Start

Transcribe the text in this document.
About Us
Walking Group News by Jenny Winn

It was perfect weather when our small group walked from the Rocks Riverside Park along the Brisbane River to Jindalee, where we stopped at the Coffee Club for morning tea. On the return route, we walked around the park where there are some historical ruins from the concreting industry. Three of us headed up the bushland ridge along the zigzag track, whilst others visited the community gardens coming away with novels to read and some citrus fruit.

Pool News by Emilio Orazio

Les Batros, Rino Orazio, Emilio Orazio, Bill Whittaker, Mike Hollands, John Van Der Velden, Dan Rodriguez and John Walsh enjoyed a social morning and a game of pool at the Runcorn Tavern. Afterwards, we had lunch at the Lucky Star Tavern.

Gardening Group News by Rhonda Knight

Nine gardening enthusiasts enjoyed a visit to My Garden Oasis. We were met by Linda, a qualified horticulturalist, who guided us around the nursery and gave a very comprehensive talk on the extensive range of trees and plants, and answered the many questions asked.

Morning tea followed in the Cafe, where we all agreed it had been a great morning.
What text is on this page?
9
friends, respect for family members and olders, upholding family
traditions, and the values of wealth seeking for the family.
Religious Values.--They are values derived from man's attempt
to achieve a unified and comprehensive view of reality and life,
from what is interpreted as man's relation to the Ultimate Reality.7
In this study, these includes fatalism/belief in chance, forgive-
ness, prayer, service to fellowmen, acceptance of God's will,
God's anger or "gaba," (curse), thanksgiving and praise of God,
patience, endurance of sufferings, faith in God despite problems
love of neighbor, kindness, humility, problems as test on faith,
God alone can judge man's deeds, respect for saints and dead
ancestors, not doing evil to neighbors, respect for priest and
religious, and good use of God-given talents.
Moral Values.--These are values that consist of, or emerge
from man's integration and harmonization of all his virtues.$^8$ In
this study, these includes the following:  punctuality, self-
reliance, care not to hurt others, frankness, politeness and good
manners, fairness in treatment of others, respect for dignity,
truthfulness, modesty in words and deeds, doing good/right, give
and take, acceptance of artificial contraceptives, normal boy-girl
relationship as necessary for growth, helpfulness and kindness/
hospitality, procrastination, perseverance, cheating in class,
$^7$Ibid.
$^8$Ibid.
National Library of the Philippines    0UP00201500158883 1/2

End

§ Your objective: Look for lines containing the string "News" and copy them all.

§ Full solution:
Walking Group News by Jenny Winn
Pool News by Emilio Orazio
Gardening Group News by Rhonda Knight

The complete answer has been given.